# Stated task
Reproduce every entry below word for word, leaving out the pictures.

# Bounding box entries
— Begin —

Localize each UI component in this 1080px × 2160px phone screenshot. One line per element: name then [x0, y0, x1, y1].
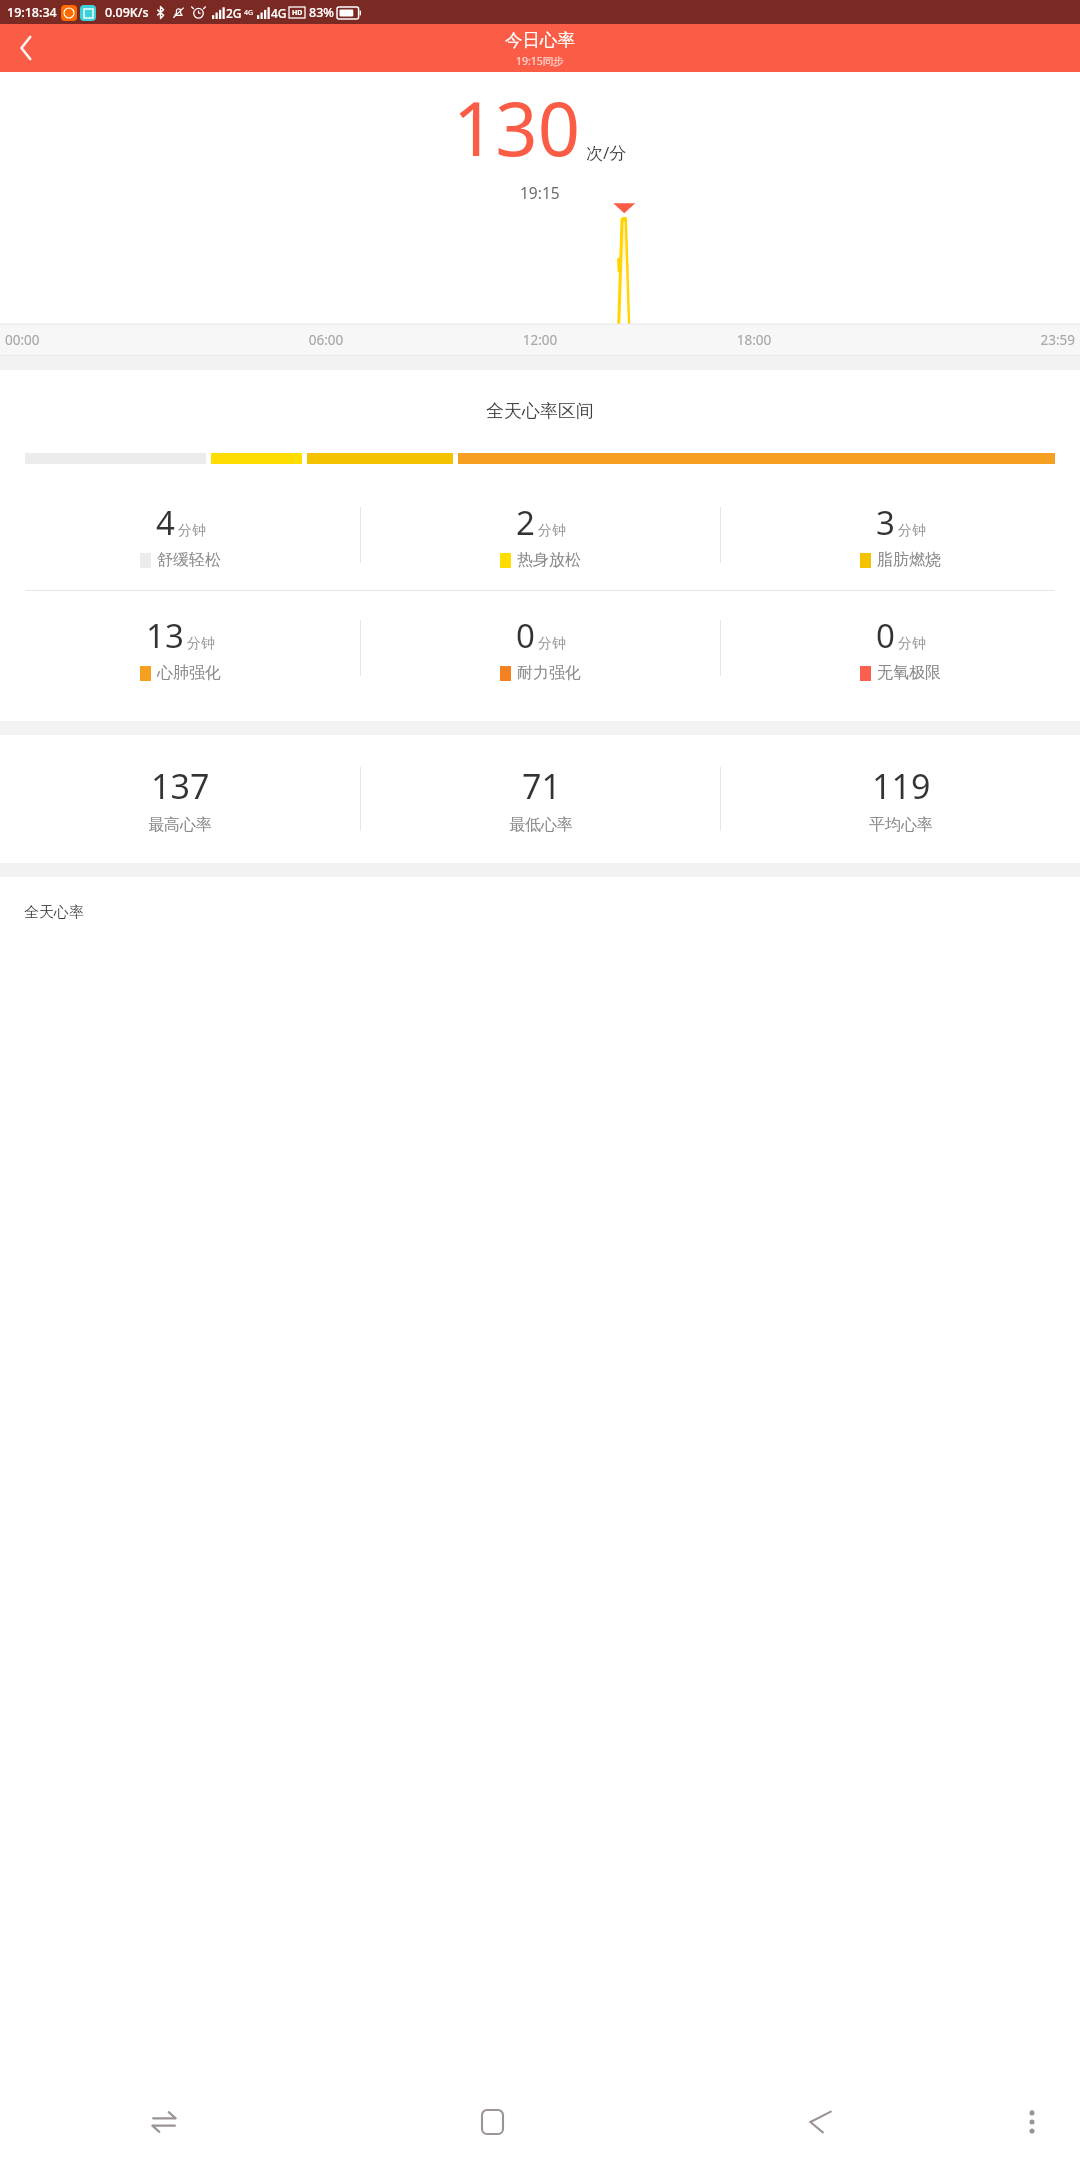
staticText: 23:59 — [861, 331, 1075, 349]
staticText: 热身放松 — [517, 550, 581, 570]
staticText: 脂肪燃烧 — [877, 550, 941, 570]
button[interactable]: 3 — [721, 498, 1080, 572]
staticText: 130 — [453, 77, 580, 178]
staticText: 19:15同步 — [516, 54, 564, 68]
staticText: 0 — [876, 613, 895, 658]
staticText: 心肺强化 — [157, 663, 221, 683]
button[interactable]: Home — [328, 2084, 656, 2160]
button[interactable]: 2 — [361, 498, 720, 572]
staticText: 分钟 — [538, 522, 566, 540]
button[interactable]: Switch — [0, 2084, 328, 2160]
staticText: 分钟 — [187, 635, 215, 653]
staticText: 平均心率 — [869, 815, 933, 835]
button[interactable]: Back — [0, 24, 52, 72]
staticText: 今日心率 — [505, 29, 575, 51]
staticText: 分钟 — [538, 635, 566, 653]
staticText: 83% — [309, 4, 334, 21]
button[interactable]: More options — [984, 2084, 1080, 2160]
staticText: 4G — [271, 5, 287, 21]
staticText: 2 — [516, 500, 535, 545]
button[interactable]: 0 — [721, 611, 1080, 685]
staticText: 119 — [872, 763, 931, 809]
button[interactable]: 13 — [0, 611, 360, 685]
staticText: 分钟 — [178, 522, 206, 540]
staticText: 4 — [156, 500, 175, 545]
staticText: 19:15 — [520, 182, 560, 203]
staticText: 全天心率 — [24, 903, 84, 922]
staticText: 00:00 — [5, 331, 219, 349]
staticText: 19:18:34 — [7, 4, 57, 21]
staticText: 舒缓轻松 — [157, 550, 221, 570]
button[interactable]: 4 — [0, 498, 360, 572]
staticText: 71 — [522, 763, 561, 809]
staticText: 3 — [876, 500, 895, 545]
staticText: 137 — [151, 763, 210, 809]
staticText: 4G — [244, 8, 254, 18]
button[interactable]: 71 — [361, 735, 720, 863]
staticText: 全天心率区间 — [0, 400, 1080, 423]
button[interactable]: Back — [656, 2084, 984, 2160]
staticText: 分钟 — [898, 522, 926, 540]
staticText: 0 — [516, 613, 535, 658]
staticText: HD — [292, 8, 303, 18]
staticText: 06:00 — [219, 331, 433, 349]
staticText: 13 — [146, 613, 184, 658]
staticText: 最低心率 — [509, 815, 573, 835]
staticText: 12:00 — [433, 331, 647, 349]
button[interactable]: 0 — [361, 611, 720, 685]
button[interactable]: 119 — [721, 735, 1080, 863]
staticText: 无氧极限 — [877, 663, 941, 683]
button[interactable]: 137 — [0, 735, 360, 863]
staticText: 耐力强化 — [517, 663, 581, 683]
staticText: 最高心率 — [148, 815, 212, 835]
staticText: 18:00 — [647, 331, 861, 349]
staticText: 次/分 — [586, 141, 627, 164]
staticText: 分钟 — [898, 635, 926, 653]
staticText: 2G — [226, 5, 242, 21]
staticText: 0.09K/s — [105, 4, 149, 21]
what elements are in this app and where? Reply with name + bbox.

— End —

# Solution to the exercise
Localize each UI component in this 1080px × 2160px phone screenshot. One line per element: name then [x0, y0, x1, y1].
staticText: 23:59 — [861, 331, 1075, 349]
staticText: 热身放松 — [517, 550, 581, 570]
staticText: 脂肪燃烧 — [877, 550, 941, 570]
button[interactable]: 3 — [721, 498, 1080, 572]
staticText: 130 — [453, 77, 580, 178]
staticText: 19:15同步 — [516, 54, 564, 68]
staticText: 0 — [876, 613, 895, 658]
staticText: 心肺强化 — [157, 663, 221, 683]
button[interactable]: Home — [328, 2084, 656, 2160]
button[interactable]: 2 — [361, 498, 720, 572]
staticText: 分钟 — [538, 522, 566, 540]
button[interactable]: Switch — [0, 2084, 328, 2160]
staticText: 分钟 — [187, 635, 215, 653]
staticText: 平均心率 — [869, 815, 933, 835]
button[interactable]: Back — [0, 24, 52, 72]
staticText: 今日心率 — [505, 29, 575, 51]
staticText: 分钟 — [538, 635, 566, 653]
staticText: 83% — [309, 4, 334, 21]
button[interactable]: More options — [984, 2084, 1080, 2160]
staticText: 4G — [271, 5, 287, 21]
staticText: 2 — [516, 500, 535, 545]
button[interactable]: 0 — [721, 611, 1080, 685]
staticText: 119 — [872, 763, 931, 809]
button[interactable]: 13 — [0, 611, 360, 685]
staticText: 分钟 — [178, 522, 206, 540]
staticText: 4 — [156, 500, 175, 545]
staticText: 19:15 — [520, 182, 560, 203]
staticText: 全天心率 — [24, 903, 84, 922]
staticText: 00:00 — [5, 331, 219, 349]
staticText: 19:18:34 — [7, 4, 57, 21]
staticText: 舒缓轻松 — [157, 550, 221, 570]
button[interactable]: 4 — [0, 498, 360, 572]
staticText: 71 — [522, 763, 561, 809]
staticText: 3 — [876, 500, 895, 545]
staticText: 137 — [151, 763, 210, 809]
staticText: 4G — [244, 8, 254, 18]
button[interactable]: 71 — [361, 735, 720, 863]
staticText: 全天心率区间 — [0, 400, 1080, 423]
button[interactable]: Back — [656, 2084, 984, 2160]
staticText: 分钟 — [898, 522, 926, 540]
staticText: 0 — [516, 613, 535, 658]
staticText: HD — [292, 8, 303, 18]
staticText: 06:00 — [219, 331, 433, 349]
staticText: 13 — [146, 613, 184, 658]
staticText: 最低心率 — [509, 815, 573, 835]
staticText: 12:00 — [433, 331, 647, 349]
button[interactable]: 0 — [361, 611, 720, 685]
button[interactable]: 119 — [721, 735, 1080, 863]
staticText: 无氧极限 — [877, 663, 941, 683]
button[interactable]: 137 — [0, 735, 360, 863]
staticText: 耐力强化 — [517, 663, 581, 683]
staticText: 最高心率 — [148, 815, 212, 835]
staticText: 18:00 — [647, 331, 861, 349]
staticText: 次/分 — [586, 141, 627, 164]
staticText: 分钟 — [898, 635, 926, 653]
staticText: 2G — [226, 5, 242, 21]
staticText: 0.09K/s — [105, 4, 149, 21]
what elements are in this app and where? Reply with name + bbox.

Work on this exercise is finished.